Collected data entries:
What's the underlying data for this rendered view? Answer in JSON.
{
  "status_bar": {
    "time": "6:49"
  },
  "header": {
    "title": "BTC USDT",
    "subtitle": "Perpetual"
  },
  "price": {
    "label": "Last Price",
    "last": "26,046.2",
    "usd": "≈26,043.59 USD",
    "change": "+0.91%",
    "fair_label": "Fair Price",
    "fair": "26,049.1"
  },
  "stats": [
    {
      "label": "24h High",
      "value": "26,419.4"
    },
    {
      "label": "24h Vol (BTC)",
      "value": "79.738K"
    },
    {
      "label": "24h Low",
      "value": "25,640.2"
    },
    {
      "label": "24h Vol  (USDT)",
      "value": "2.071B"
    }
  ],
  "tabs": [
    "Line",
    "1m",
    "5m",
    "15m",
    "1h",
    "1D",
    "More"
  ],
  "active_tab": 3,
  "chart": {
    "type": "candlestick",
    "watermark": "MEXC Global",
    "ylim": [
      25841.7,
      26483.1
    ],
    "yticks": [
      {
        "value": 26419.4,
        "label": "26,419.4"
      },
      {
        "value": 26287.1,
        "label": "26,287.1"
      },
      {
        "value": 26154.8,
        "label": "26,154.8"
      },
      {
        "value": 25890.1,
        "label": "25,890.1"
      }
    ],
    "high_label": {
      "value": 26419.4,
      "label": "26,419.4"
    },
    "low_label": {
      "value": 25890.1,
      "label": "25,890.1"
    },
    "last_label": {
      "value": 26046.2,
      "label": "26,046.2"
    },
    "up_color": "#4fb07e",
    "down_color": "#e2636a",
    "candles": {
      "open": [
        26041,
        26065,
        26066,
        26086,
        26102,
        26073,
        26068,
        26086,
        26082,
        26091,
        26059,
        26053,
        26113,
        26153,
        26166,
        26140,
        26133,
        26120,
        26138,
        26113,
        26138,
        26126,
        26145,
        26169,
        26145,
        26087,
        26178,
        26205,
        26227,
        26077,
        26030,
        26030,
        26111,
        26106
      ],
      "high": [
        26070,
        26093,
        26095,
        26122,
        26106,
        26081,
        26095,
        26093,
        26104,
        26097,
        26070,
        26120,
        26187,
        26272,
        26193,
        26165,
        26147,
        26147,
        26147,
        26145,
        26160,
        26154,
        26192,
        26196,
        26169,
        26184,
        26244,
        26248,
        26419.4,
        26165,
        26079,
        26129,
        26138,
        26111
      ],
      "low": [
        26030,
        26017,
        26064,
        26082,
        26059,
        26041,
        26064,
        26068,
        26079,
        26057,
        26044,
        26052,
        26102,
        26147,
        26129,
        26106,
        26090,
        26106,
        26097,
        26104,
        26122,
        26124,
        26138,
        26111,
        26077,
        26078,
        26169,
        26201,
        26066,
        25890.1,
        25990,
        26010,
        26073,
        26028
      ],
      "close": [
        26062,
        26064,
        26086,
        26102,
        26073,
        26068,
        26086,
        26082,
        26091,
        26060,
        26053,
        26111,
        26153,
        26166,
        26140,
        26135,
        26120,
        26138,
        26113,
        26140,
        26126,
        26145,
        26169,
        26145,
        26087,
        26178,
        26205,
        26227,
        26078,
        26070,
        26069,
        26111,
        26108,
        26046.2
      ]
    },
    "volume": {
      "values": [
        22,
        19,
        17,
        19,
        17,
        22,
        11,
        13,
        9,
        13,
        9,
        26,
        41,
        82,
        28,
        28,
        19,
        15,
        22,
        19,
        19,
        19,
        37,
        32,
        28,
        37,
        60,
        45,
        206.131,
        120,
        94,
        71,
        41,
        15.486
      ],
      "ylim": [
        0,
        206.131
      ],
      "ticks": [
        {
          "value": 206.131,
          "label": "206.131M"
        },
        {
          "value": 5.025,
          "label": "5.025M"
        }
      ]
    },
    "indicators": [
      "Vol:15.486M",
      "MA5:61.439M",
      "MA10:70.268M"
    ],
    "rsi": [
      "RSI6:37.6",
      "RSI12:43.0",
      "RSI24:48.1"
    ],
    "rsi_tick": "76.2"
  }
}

The task ▸
Faithfully copy every entry, leaving nothing out.

Output for this exercise ▸
What's the underlying data for this rendered view? Answer in JSON.
{
  "status_bar": {
    "time": "6:49"
  },
  "header": {
    "title": "BTC USDT",
    "subtitle": "Perpetual"
  },
  "price": {
    "label": "Last Price",
    "last": "26,046.2",
    "usd": "≈26,043.59 USD",
    "change": "+0.91%",
    "fair_label": "Fair Price",
    "fair": "26,049.1"
  },
  "stats": [
    {
      "label": "24h High",
      "value": "26,419.4"
    },
    {
      "label": "24h Vol (BTC)",
      "value": "79.738K"
    },
    {
      "label": "24h Low",
      "value": "25,640.2"
    },
    {
      "label": "24h Vol  (USDT)",
      "value": "2.071B"
    }
  ],
  "tabs": [
    "Line",
    "1m",
    "5m",
    "15m",
    "1h",
    "1D",
    "More"
  ],
  "active_tab": 3,
  "chart": {
    "type": "candlestick",
    "watermark": "MEXC Global",
    "ylim": [
      25841.7,
      26483.1
    ],
    "yticks": [
      {
        "value": 26419.4,
        "label": "26,419.4"
      },
      {
        "value": 26287.1,
        "label": "26,287.1"
      },
      {
        "value": 26154.8,
        "label": "26,154.8"
      },
      {
        "value": 25890.1,
        "label": "25,890.1"
      }
    ],
    "high_label": {
      "value": 26419.4,
      "label": "26,419.4"
    },
    "low_label": {
      "value": 25890.1,
      "label": "25,890.1"
    },
    "last_label": {
      "value": 26046.2,
      "label": "26,046.2"
    },
    "up_color": "#4fb07e",
    "down_color": "#e2636a",
    "candles": {
      "open": [
        26041,
        26065,
        26066,
        26086,
        26102,
        26073,
        26068,
        26086,
        26082,
        26091,
        26059,
        26053,
        26113,
        26153,
        26166,
        26140,
        26133,
        26120,
        26138,
        26113,
        26138,
        26126,
        26145,
        26169,
        26145,
        26087,
        26178,
        26205,
        26227,
        26077,
        26030,
        26030,
        26111,
        26106
      ],
      "high": [
        26070,
        26093,
        26095,
        26122,
        26106,
        26081,
        26095,
        26093,
        26104,
        26097,
        26070,
        26120,
        26187,
        26272,
        26193,
        26165,
        26147,
        26147,
        26147,
        26145,
        26160,
        26154,
        26192,
        26196,
        26169,
        26184,
        26244,
        26248,
        26419.4,
        26165,
        26079,
        26129,
        26138,
        26111
      ],
      "low": [
        26030,
        26017,
        26064,
        26082,
        26059,
        26041,
        26064,
        26068,
        26079,
        26057,
        26044,
        26052,
        26102,
        26147,
        26129,
        26106,
        26090,
        26106,
        26097,
        26104,
        26122,
        26124,
        26138,
        26111,
        26077,
        26078,
        26169,
        26201,
        26066,
        25890.1,
        25990,
        26010,
        26073,
        26028
      ],
      "close": [
        26062,
        26064,
        26086,
        26102,
        26073,
        26068,
        26086,
        26082,
        26091,
        26060,
        26053,
        26111,
        26153,
        26166,
        26140,
        26135,
        26120,
        26138,
        26113,
        26140,
        26126,
        26145,
        26169,
        26145,
        26087,
        26178,
        26205,
        26227,
        26078,
        26070,
        26069,
        26111,
        26108,
        26046.2
      ]
    },
    "volume": {
      "values": [
        22,
        19,
        17,
        19,
        17,
        22,
        11,
        13,
        9,
        13,
        9,
        26,
        41,
        82,
        28,
        28,
        19,
        15,
        22,
        19,
        19,
        19,
        37,
        32,
        28,
        37,
        60,
        45,
        206.131,
        120,
        94,
        71,
        41,
        15.486
      ],
      "ylim": [
        0,
        206.131
      ],
      "ticks": [
        {
          "value": 206.131,
          "label": "206.131M"
        },
        {
          "value": 5.025,
          "label": "5.025M"
        }
      ]
    },
    "indicators": [
      "Vol:15.486M",
      "MA5:61.439M",
      "MA10:70.268M"
    ],
    "rsi": [
      "RSI6:37.6",
      "RSI12:43.0",
      "RSI24:48.1"
    ],
    "rsi_tick": "76.2"
  }
}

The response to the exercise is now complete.